:: PROMPT ::
Identify the lines containing the word "name". Copy each one.

<<<<

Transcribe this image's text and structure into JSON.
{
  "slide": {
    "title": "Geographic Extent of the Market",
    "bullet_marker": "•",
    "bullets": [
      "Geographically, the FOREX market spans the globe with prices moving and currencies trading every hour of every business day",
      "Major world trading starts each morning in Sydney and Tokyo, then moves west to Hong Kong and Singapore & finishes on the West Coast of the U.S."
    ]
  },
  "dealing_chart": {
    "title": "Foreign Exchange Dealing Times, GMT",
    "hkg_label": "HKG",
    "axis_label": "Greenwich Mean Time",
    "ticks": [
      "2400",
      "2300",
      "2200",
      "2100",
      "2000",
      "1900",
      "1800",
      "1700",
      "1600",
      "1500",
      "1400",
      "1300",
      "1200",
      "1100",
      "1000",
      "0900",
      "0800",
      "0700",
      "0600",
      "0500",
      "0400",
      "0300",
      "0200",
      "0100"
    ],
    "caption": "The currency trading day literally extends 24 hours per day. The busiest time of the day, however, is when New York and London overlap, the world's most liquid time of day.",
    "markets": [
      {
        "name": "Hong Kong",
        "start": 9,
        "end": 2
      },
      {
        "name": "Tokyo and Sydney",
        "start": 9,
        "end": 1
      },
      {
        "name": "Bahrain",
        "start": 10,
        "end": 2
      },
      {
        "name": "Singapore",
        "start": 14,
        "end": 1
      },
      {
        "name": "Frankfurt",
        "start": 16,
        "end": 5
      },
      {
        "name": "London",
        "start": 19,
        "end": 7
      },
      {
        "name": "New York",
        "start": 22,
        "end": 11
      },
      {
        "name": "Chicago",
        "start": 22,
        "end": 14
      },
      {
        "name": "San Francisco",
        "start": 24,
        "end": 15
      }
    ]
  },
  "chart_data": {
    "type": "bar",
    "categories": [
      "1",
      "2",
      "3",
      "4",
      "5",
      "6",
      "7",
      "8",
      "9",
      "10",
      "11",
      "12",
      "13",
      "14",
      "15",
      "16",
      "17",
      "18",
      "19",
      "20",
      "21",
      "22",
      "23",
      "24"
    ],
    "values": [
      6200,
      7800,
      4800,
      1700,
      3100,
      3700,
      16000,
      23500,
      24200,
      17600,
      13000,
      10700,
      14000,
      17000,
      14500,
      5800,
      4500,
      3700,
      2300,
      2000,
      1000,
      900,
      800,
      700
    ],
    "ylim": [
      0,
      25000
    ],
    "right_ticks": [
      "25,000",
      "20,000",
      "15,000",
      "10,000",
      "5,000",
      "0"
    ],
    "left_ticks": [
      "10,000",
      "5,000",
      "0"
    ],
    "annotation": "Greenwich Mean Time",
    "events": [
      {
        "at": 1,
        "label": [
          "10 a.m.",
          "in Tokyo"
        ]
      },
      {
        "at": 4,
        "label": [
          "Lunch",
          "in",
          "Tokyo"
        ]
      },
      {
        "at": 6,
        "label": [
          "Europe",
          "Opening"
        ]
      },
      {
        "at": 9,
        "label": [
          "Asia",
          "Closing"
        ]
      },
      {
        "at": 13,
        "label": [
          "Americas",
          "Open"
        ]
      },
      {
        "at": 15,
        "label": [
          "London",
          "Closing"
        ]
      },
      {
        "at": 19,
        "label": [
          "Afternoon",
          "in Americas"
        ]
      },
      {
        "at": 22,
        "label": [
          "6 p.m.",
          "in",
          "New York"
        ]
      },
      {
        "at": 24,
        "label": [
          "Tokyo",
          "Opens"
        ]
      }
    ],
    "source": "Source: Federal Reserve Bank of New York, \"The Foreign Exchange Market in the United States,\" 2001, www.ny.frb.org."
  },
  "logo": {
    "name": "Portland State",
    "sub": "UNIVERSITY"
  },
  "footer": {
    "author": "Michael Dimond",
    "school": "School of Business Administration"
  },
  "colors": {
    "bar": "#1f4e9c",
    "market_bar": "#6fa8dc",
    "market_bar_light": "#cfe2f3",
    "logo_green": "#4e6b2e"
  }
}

>>>>

:: EXERCISE RESPONSE ::
        "name": "Hong Kong",
        "name": "Tokyo and Sydney",
        "name": "Bahrain",
        "name": "Singapore",
        "name": "Frankfurt",
        "name": "London",
        "name": "New York",
        "name": "Chicago",
        "name": "San Francisco",
    "name": "Portland State",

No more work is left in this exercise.